| Direction |
Determine which lines of the records include the word "الجراح", and copy them.

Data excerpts

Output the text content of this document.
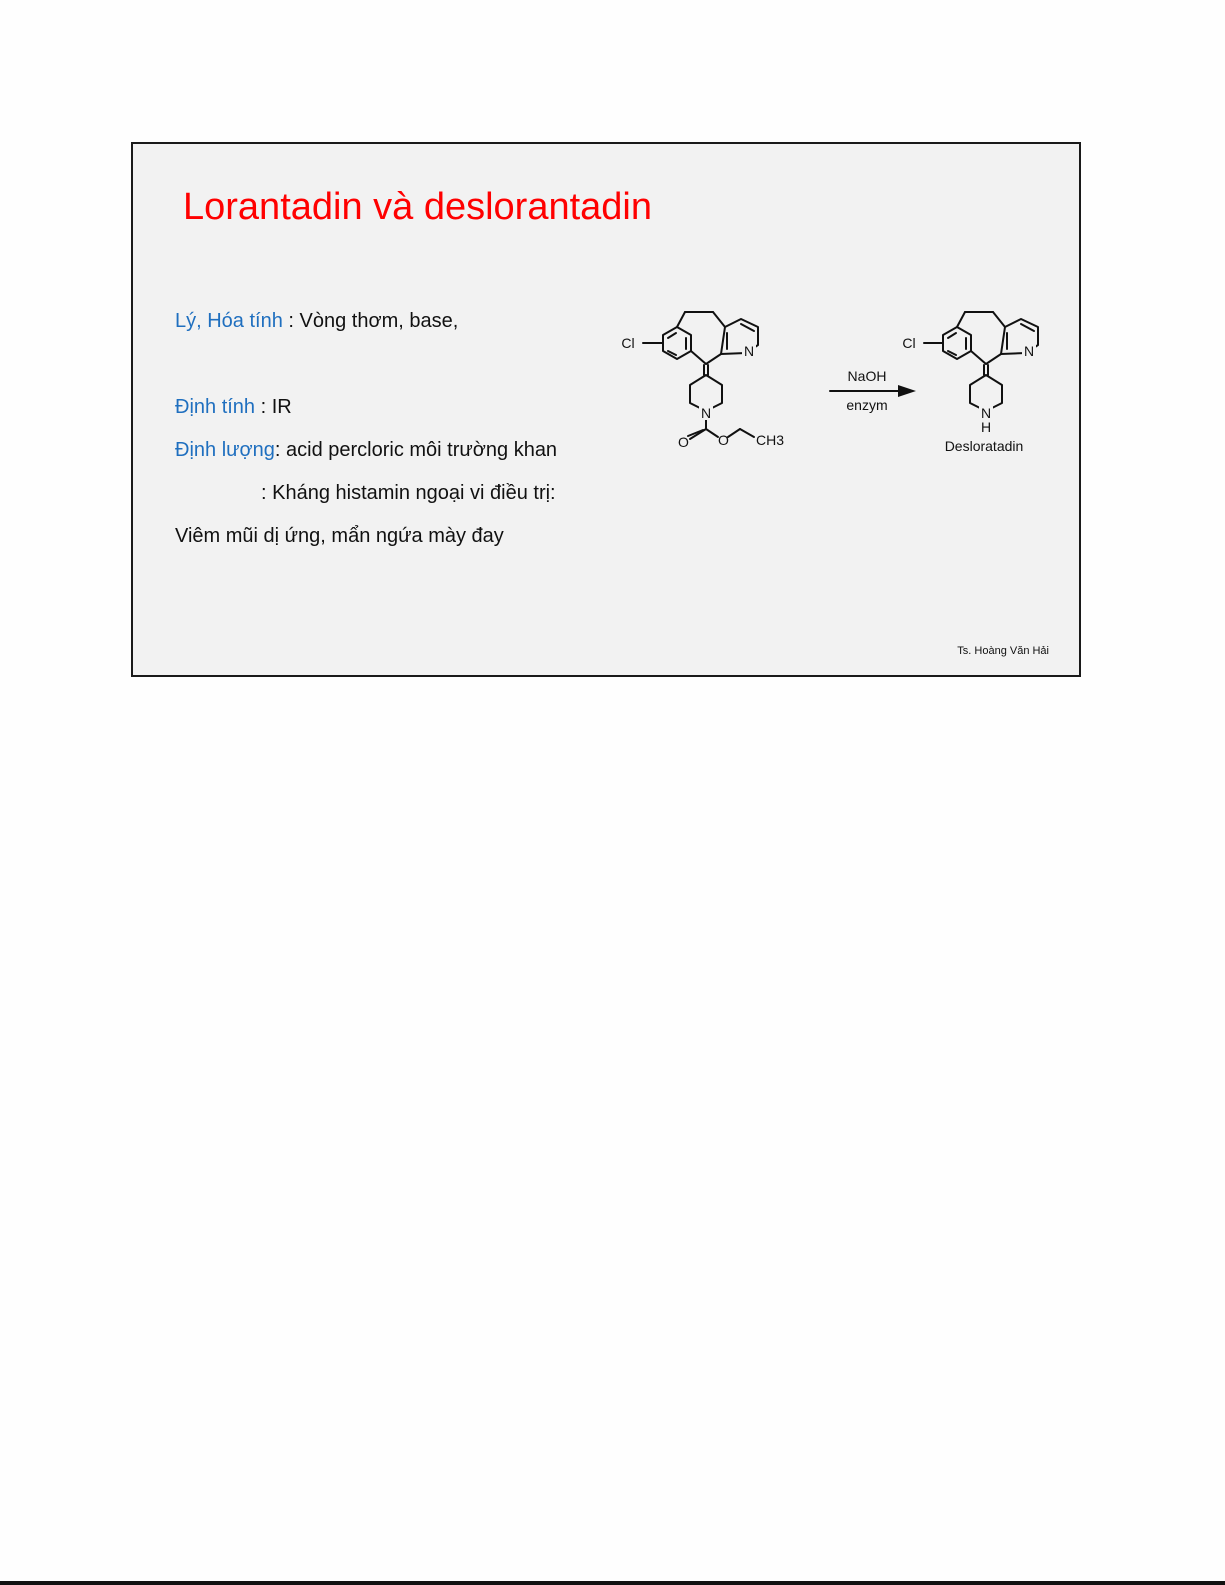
Lorantadin và deslorantadin
Lý, Hóa tính : Vòng thơm, base,
Định tính : IR
Định lượng: acid percloric môi trường khan
: Kháng histamin ngoại vi điều trị:
Viêm mũi dị ứng, mẩn ngứa mày đay
Cl	N
N
O O CH3
NaOH
enzym
Cl	N
N
H
Desloratadin
Ts. Hoàng Văn Hải
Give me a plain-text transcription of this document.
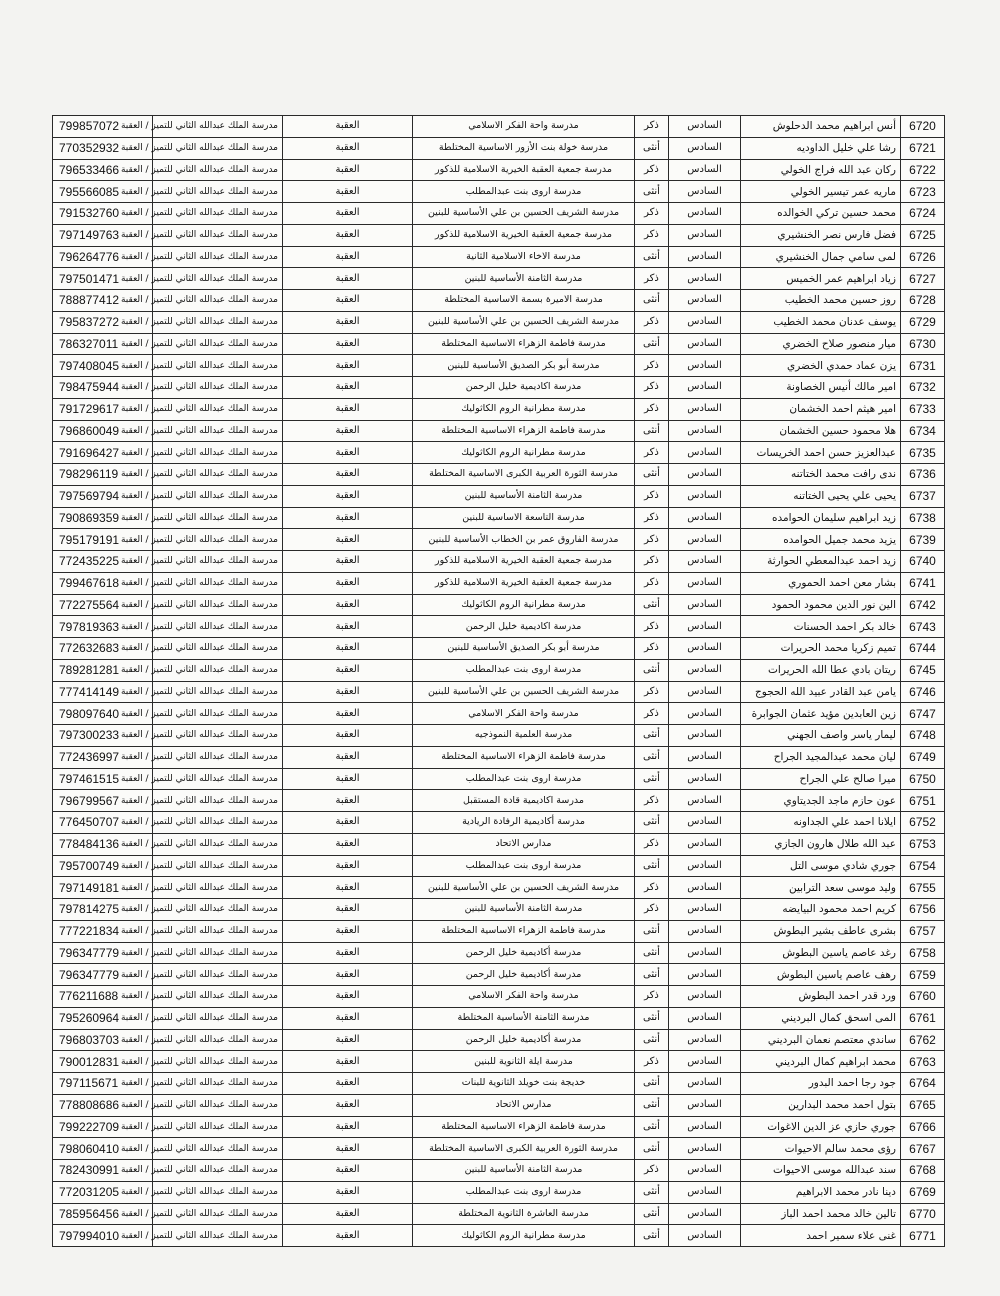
6720	أنس ابراهيم محمد الدحلوش	السادس	ذكر	مدرسة واحة الفكر الاسلامي	العقبة	مدرسة الملك عبدالله الثاني للتميز / العقبة	799857072
6721	رشا علي خليل الداوديه	السادس	أنثى	مدرسة خولة بنت الأزور الاساسية المختلطة	العقبة	مدرسة الملك عبدالله الثاني للتميز / العقبة	770352932
6722	ركان عبد الله فراج الخولي	السادس	ذكر	مدرسة جمعية العقبة الخيرية الاسلامية للذكور	العقبة	مدرسة الملك عبدالله الثاني للتميز / العقبة	796533466
6723	ماريه عمر تيسير الخولي	السادس	أنثى	مدرسة اروى بنت عبدالمطلب	العقبة	مدرسة الملك عبدالله الثاني للتميز / العقبة	795566085
6724	محمد حسين تركي الخوالده	السادس	ذكر	مدرسة الشريف الحسين بن علي الأساسية للبنين	العقبة	مدرسة الملك عبدالله الثاني للتميز / العقبة	791532760
6725	فضل فارس نصر الخنشيري	السادس	ذكر	مدرسة جمعية العقبة الخيرية الاسلامية للذكور	العقبة	مدرسة الملك عبدالله الثاني للتميز / العقبة	797149763
6726	لمى سامي جمال الخنشيري	السادس	أنثى	مدرسة الاخاء الاسلامية الثانية	العقبة	مدرسة الملك عبدالله الثاني للتميز / العقبة	796264776
6727	زياد ابراهيم عمر الخميس	السادس	ذكر	مدرسة الثامنة الأساسية للبنين	العقبة	مدرسة الملك عبدالله الثاني للتميز / العقبة	797501471
6728	روز حسين محمد الخطيب	السادس	أنثى	مدرسة الاميرة بسمة الاساسية المختلطة	العقبة	مدرسة الملك عبدالله الثاني للتميز / العقبة	788877412
6729	يوسف عدنان محمد الخطيب	السادس	ذكر	مدرسة الشريف الحسين بن علي الأساسية للبنين	العقبة	مدرسة الملك عبدالله الثاني للتميز / العقبة	795837272
6730	ميار منصور صلاح الخضري	السادس	أنثى	مدرسة فاطمة الزهراء الاساسية المختلطة	العقبة	مدرسة الملك عبدالله الثاني للتميز / العقبة	786327011
6731	يزن عماد حمدي الخضري	السادس	ذكر	مدرسة أبو بكر الصديق الأساسية للبنين	العقبة	مدرسة الملك عبدالله الثاني للتميز / العقبة	797408045
6732	امير مالك أنيس الخصاونة	السادس	ذكر	مدرسة اكاديمية خليل الرحمن	العقبة	مدرسة الملك عبدالله الثاني للتميز / العقبة	798475944
6733	امير هيثم احمد الخشمان	السادس	ذكر	مدرسة مطرانية الروم الكاثوليك	العقبة	مدرسة الملك عبدالله الثاني للتميز / العقبة	791729617
6734	هلا محمود حسين الخشمان	السادس	أنثى	مدرسة فاطمة الزهراء الاساسية المختلطة	العقبة	مدرسة الملك عبدالله الثاني للتميز / العقبة	796860049
6735	عبدالعزيز حسن احمد الخريسات	السادس	ذكر	مدرسة مطرانية الروم الكاثوليك	العقبة	مدرسة الملك عبدالله الثاني للتميز / العقبة	791696427
6736	ندى رافت محمد الختاتنه	السادس	أنثى	مدرسة الثورة العربية الكبرى الاساسية المختلطة	العقبة	مدرسة الملك عبدالله الثاني للتميز / العقبة	798296119
6737	يحيى علي يحيى الختاتنه	السادس	ذكر	مدرسة الثامنة الأساسية للبنين	العقبة	مدرسة الملك عبدالله الثاني للتميز / العقبة	797569794
6738	زيد ابراهيم سليمان الحوامده	السادس	ذكر	مدرسة التاسعة الاساسية للبنين	العقبة	مدرسة الملك عبدالله الثاني للتميز / العقبة	790869359
6739	يزيد محمد جميل الحوامده	السادس	ذكر	مدرسة الفاروق عمر بن الخطاب الأساسية للبنين	العقبة	مدرسة الملك عبدالله الثاني للتميز / العقبة	795179191
6740	زيد احمد عبدالمعطي الحوارثة	السادس	ذكر	مدرسة جمعية العقبة الخيرية الاسلامية للذكور	العقبة	مدرسة الملك عبدالله الثاني للتميز / العقبة	772435225
6741	بشار معن احمد الحموري	السادس	ذكر	مدرسة جمعية العقبة الخيرية الاسلامية للذكور	العقبة	مدرسة الملك عبدالله الثاني للتميز / العقبة	799467618
6742	الين نور الدين محمود الحمود	السادس	أنثى	مدرسة مطرانية الروم الكاثوليك	العقبة	مدرسة الملك عبدالله الثاني للتميز / العقبة	772275564
6743	خالد بكر احمد الحسنات	السادس	ذكر	مدرسة اكاديمية خليل الرحمن	العقبة	مدرسة الملك عبدالله الثاني للتميز / العقبة	797819363
6744	تميم زكريا محمد الحريرات	السادس	ذكر	مدرسة أبو بكر الصديق الأساسية للبنين	العقبة	مدرسة الملك عبدالله الثاني للتميز / العقبة	772632683
6745	ريتان بادي عطا الله الحريرات	السادس	أنثى	مدرسة اروى بنت عبدالمطلب	العقبة	مدرسة الملك عبدالله الثاني للتميز / العقبة	789281281
6746	يامن عبد القادر عبيد الله الحجوج	السادس	ذكر	مدرسة الشريف الحسين بن علي الأساسية للبنين	العقبة	مدرسة الملك عبدالله الثاني للتميز / العقبة	777414149
6747	زين العابدين مؤيد عثمان الجوابرة	السادس	ذكر	مدرسة واحة الفكر الاسلامي	العقبة	مدرسة الملك عبدالله الثاني للتميز / العقبة	798097640
6748	ليمار ياسر واصف الجهني	السادس	أنثى	مدرسة العلمية النموذجيه	العقبة	مدرسة الملك عبدالله الثاني للتميز / العقبة	797300233
6749	ليان محمد عبدالمجيد الجراح	السادس	أنثى	مدرسة فاطمة الزهراء الاساسية المختلطة	العقبة	مدرسة الملك عبدالله الثاني للتميز / العقبة	772436997
6750	ميرا صالح علي الجراح	السادس	أنثى	مدرسة اروى بنت عبدالمطلب	العقبة	مدرسة الملك عبدالله الثاني للتميز / العقبة	797461515
6751	عون حازم ماجد الجديتاوي	السادس	ذكر	مدرسة اكاديمية قادة المستقبل	العقبة	مدرسة الملك عبدالله الثاني للتميز / العقبة	796799567
6752	ايلانا احمد علي الجداونه	السادس	أنثى	مدرسة أكاديمية الرفادة الريادية	العقبة	مدرسة الملك عبدالله الثاني للتميز / العقبة	776450707
6753	عبد الله طلال هارون الجازي	السادس	ذكر	مدارس الاتحاد	العقبة	مدرسة الملك عبدالله الثاني للتميز / العقبة	778484136
6754	جوري شادي موسى التل	السادس	أنثى	مدرسة اروى بنت عبدالمطلب	العقبة	مدرسة الملك عبدالله الثاني للتميز / العقبة	795700749
6755	وليد موسى سعد الترابين	السادس	ذكر	مدرسة الشريف الحسين بن علي الأساسية للبنين	العقبة	مدرسة الملك عبدالله الثاني للتميز / العقبة	797149181
6756	كريم احمد محمود البيايضه	السادس	ذكر	مدرسة الثامنة الأساسية للبنين	العقبة	مدرسة الملك عبدالله الثاني للتميز / العقبة	797814275
6757	بشرى عاطف بشير البطوش	السادس	أنثى	مدرسة فاطمة الزهراء الاساسية المختلطة	العقبة	مدرسة الملك عبدالله الثاني للتميز / العقبة	777221834
6758	رغد عاصم ياسين البطوش	السادس	أنثى	مدرسة أكاديمية خليل الرحمن	العقبة	مدرسة الملك عبدالله الثاني للتميز / العقبة	796347779
6759	رهف عاصم ياسين البطوش	السادس	أنثى	مدرسة أكاديمية خليل الرحمن	العقبة	مدرسة الملك عبدالله الثاني للتميز / العقبة	796347779
6760	ورد قدر احمد البطوش	السادس	ذكر	مدرسة واحة الفكر الاسلامي	العقبة	مدرسة الملك عبدالله الثاني للتميز / العقبة	776211688
6761	المى اسحق كمال البرديني	السادس	أنثى	مدرسة الثامنة الأساسية المختلطة	العقبة	مدرسة الملك عبدالله الثاني للتميز / العقبة	795260964
6762	ساندي معتصم نعمان البرديني	السادس	أنثى	مدرسة أكاديمية خليل الرحمن	العقبة	مدرسة الملك عبدالله الثاني للتميز / العقبة	796803703
6763	محمد ابراهيم كمال البرديني	السادس	ذكر	مدرسة ايلة الثانوية للبنين	العقبة	مدرسة الملك عبدالله الثاني للتميز / العقبة	790012831
6764	جود رجا احمد البدور	السادس	أنثى	خديجة بنت خويلد الثانوية للبنات	العقبة	مدرسة الملك عبدالله الثاني للتميز / العقبة	797115671
6765	بتول احمد محمد البدارين	السادس	أنثى	مدارس الاتحاد	العقبة	مدرسة الملك عبدالله الثاني للتميز / العقبة	778808686
6766	جوري حازي عز الدين الاغوات	السادس	أنثى	مدرسة فاطمة الزهراء الاساسية المختلطة	العقبة	مدرسة الملك عبدالله الثاني للتميز / العقبة	799222709
6767	رؤى محمد سالم الاحيوات	السادس	أنثى	مدرسة الثورة العربية الكبرى الاساسية المختلطة	العقبة	مدرسة الملك عبدالله الثاني للتميز / العقبة	798060410
6768	سند عبدالله موسى الاحيوات	السادس	ذكر	مدرسة الثامنة الأساسية للبنين	العقبة	مدرسة الملك عبدالله الثاني للتميز / العقبة	782430991
6769	دينا نادر محمد الابراهيم	السادس	أنثى	مدرسة اروى بنت عبدالمطلب	العقبة	مدرسة الملك عبدالله الثاني للتميز / العقبة	772031205
6770	تالين خالد محمد احمد الباز	السادس	أنثى	مدرسة العاشرة الثانوية المختلطة	العقبة	مدرسة الملك عبدالله الثاني للتميز / العقبة	785956456
6771	غنى علاء سمير احمد	السادس	أنثى	مدرسة مطرانية الروم الكاثوليك	العقبة	مدرسة الملك عبدالله الثاني للتميز / العقبة	797994010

| The solution |
6749	ليان محمد عبدالمجيد الجراح	السادس	أنثى	مدرسة فاطمة الزهراء الاساسية المختلطة	العقبة	مدرسة الملك عبدالله الثاني للتميز / العقبة	772436997
6750	ميرا صالح علي الجراح	السادس	أنثى	مدرسة اروى بنت عبدالمطلب	العقبة	مدرسة الملك عبدالله الثاني للتميز / العقبة	797461515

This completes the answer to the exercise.